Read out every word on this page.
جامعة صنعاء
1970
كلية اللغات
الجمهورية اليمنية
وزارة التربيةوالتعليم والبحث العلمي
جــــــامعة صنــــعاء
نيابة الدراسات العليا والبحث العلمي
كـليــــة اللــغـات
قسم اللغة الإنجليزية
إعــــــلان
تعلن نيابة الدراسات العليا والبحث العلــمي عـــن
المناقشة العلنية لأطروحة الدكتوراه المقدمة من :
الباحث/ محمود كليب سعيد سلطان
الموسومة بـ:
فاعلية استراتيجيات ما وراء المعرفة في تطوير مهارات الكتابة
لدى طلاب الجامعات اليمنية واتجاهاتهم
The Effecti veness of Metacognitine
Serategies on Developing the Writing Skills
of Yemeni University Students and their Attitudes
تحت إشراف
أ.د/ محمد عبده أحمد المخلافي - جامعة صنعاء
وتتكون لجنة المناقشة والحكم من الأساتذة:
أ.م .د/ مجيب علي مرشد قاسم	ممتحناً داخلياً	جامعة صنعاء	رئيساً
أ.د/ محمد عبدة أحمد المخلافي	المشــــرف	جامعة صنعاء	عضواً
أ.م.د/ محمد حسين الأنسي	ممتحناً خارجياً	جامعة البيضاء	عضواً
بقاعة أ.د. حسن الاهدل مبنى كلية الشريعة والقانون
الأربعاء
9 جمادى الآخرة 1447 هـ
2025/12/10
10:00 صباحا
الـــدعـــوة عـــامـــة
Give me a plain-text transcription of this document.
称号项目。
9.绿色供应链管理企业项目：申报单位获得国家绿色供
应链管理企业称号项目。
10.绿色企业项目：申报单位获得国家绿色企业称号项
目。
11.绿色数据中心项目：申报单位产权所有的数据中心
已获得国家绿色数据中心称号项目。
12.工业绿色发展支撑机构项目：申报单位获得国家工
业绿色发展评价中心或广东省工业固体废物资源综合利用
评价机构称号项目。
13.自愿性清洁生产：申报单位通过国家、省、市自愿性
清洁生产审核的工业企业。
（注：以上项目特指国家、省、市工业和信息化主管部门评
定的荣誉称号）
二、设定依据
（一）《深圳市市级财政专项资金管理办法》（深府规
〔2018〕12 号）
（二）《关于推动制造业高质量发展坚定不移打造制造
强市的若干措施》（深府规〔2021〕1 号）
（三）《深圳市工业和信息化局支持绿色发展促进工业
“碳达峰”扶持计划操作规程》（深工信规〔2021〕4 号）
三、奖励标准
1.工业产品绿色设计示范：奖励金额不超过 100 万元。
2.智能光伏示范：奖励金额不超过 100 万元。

#### [Stated task]
Restate every entry word for word.

#### [The reply]
Read out every word on this page.
جامعة صنعاء
1970
كلية اللغات
الجمهورية اليمنية
وزارة التربيةوالتعليم والبحث العلمي
جــــــامعة صنــــعاء
نيابة الدراسات العليا والبحث العلمي
كـليــــة اللــغـات
قسم اللغة الإنجليزية
إعــــــلان
تعلن نيابة الدراسات العليا والبحث العلــمي عـــن
المناقشة العلنية لأطروحة الدكتوراه المقدمة من :
الباحث/ محمود كليب سعيد سلطان
الموسومة بـ:
فاعلية استراتيجيات ما وراء المعرفة في تطوير مهارات الكتابة
لدى طلاب الجامعات اليمنية واتجاهاتهم
The Effecti veness of Metacognitine
Serategies on Developing the Writing Skills
of Yemeni University Students and their Attitudes
تحت إشراف
أ.د/ محمد عبده أحمد المخلافي - جامعة صنعاء
وتتكون لجنة المناقشة والحكم من الأساتذة:
أ.م .د/ مجيب علي مرشد قاسم	ممتحناً داخلياً	جامعة صنعاء	رئيساً
أ.د/ محمد عبدة أحمد المخلافي	المشــــرف	جامعة صنعاء	عضواً
أ.م.د/ محمد حسين الأنسي	ممتحناً خارجياً	جامعة البيضاء	عضواً
بقاعة أ.د. حسن الاهدل مبنى كلية الشريعة والقانون
الأربعاء
9 جمادى الآخرة 1447 هـ
2025/12/10
10:00 صباحا
الـــدعـــوة عـــامـــة
Give me a plain-text transcription of this document.
称号项目。
9.绿色供应链管理企业项目：申报单位获得国家绿色供
应链管理企业称号项目。
10.绿色企业项目：申报单位获得国家绿色企业称号项
目。
11.绿色数据中心项目：申报单位产权所有的数据中心
已获得国家绿色数据中心称号项目。
12.工业绿色发展支撑机构项目：申报单位获得国家工
业绿色发展评价中心或广东省工业固体废物资源综合利用
评价机构称号项目。
13.自愿性清洁生产：申报单位通过国家、省、市自愿性
清洁生产审核的工业企业。
（注：以上项目特指国家、省、市工业和信息化主管部门评
定的荣誉称号）
二、设定依据
（一）《深圳市市级财政专项资金管理办法》（深府规
〔2018〕12 号）
（二）《关于推动制造业高质量发展坚定不移打造制造
强市的若干措施》（深府规〔2021〕1 号）
（三）《深圳市工业和信息化局支持绿色发展促进工业
“碳达峰”扶持计划操作规程》（深工信规〔2021〕4 号）
三、奖励标准
1.工业产品绿色设计示范：奖励金额不超过 100 万元。
2.智能光伏示范：奖励金额不超过 100 万元。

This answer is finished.